>> begin Dataset entries

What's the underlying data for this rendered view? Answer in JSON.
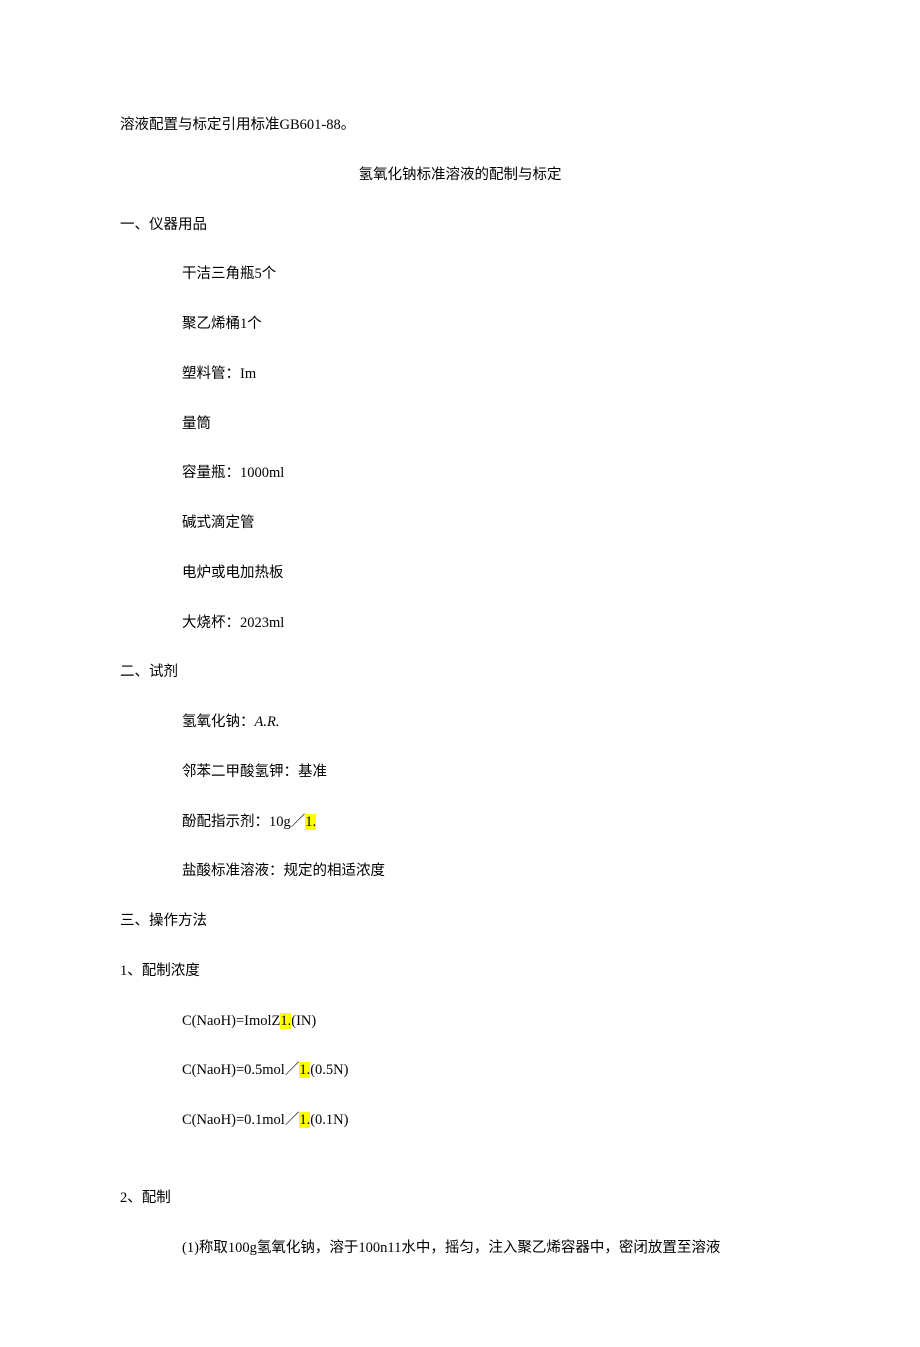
{
  "intro": "溶液配置与标定引用标准GB601-88。",
  "title": "氢氧化钠标准溶液的配制与标定",
  "sec1": {
    "heading": "一、仪器用品",
    "items": [
      "干洁三角瓶5个",
      "聚乙烯桶1个",
      "塑料管：Im",
      "量筒",
      "容量瓶：1000ml",
      "碱式滴定管",
      "电炉或电加热板",
      "大烧杯：2023ml"
    ]
  },
  "sec2": {
    "heading": "二、试剂",
    "item1_a": "氢氧化钠：",
    "item1_b": "A.R.",
    "item2": "邻苯二甲酸氢钾：基准",
    "item3_a": "酚配指示剂：10g／",
    "item3_hl": "1.",
    "item4": "盐酸标准溶液：规定的相适浓度"
  },
  "sec3": {
    "heading": "三、操作方法",
    "sub1": {
      "heading": "1、配制浓度",
      "f1_a": "C(NaoH)=ImolZ",
      "f1_hl": "1.",
      "f1_b": "(IN)",
      "f2_a": "C(NaoH)=0.5mol／",
      "f2_hl": "1.",
      "f2_b": "(0.5N)",
      "f3_a": "C(NaoH)=0.1mol／",
      "f3_hl": "1.",
      "f3_b": "(0.1N)"
    },
    "sub2": {
      "heading": "2、配制",
      "p1": "(1)称取100g氢氧化钠，溶于100n11水中，摇匀，注入聚乙烯容器中，密闭放置至溶液"
    }
  }
}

>> end Dataset entries

▶ _To be done_
Copy every line of the data word for word, omitting the images.

▶ _Complete answer_
What's the underlying data for this rendered view? Answer in JSON.
{
  "intro": "溶液配置与标定引用标准GB601-88。",
  "title": "氢氧化钠标准溶液的配制与标定",
  "sec1": {
    "heading": "一、仪器用品",
    "items": [
      "干洁三角瓶5个",
      "聚乙烯桶1个",
      "塑料管：Im",
      "量筒",
      "容量瓶：1000ml",
      "碱式滴定管",
      "电炉或电加热板",
      "大烧杯：2023ml"
    ]
  },
  "sec2": {
    "heading": "二、试剂",
    "item1_a": "氢氧化钠：",
    "item1_b": "A.R.",
    "item2": "邻苯二甲酸氢钾：基准",
    "item3_a": "酚配指示剂：10g／",
    "item3_hl": "1.",
    "item4": "盐酸标准溶液：规定的相适浓度"
  },
  "sec3": {
    "heading": "三、操作方法",
    "sub1": {
      "heading": "1、配制浓度",
      "f1_a": "C(NaoH)=ImolZ",
      "f1_hl": "1.",
      "f1_b": "(IN)",
      "f2_a": "C(NaoH)=0.5mol／",
      "f2_hl": "1.",
      "f2_b": "(0.5N)",
      "f3_a": "C(NaoH)=0.1mol／",
      "f3_hl": "1.",
      "f3_b": "(0.1N)"
    },
    "sub2": {
      "heading": "2、配制",
      "p1": "(1)称取100g氢氧化钠，溶于100n11水中，摇匀，注入聚乙烯容器中，密闭放置至溶液"
    }
  }
}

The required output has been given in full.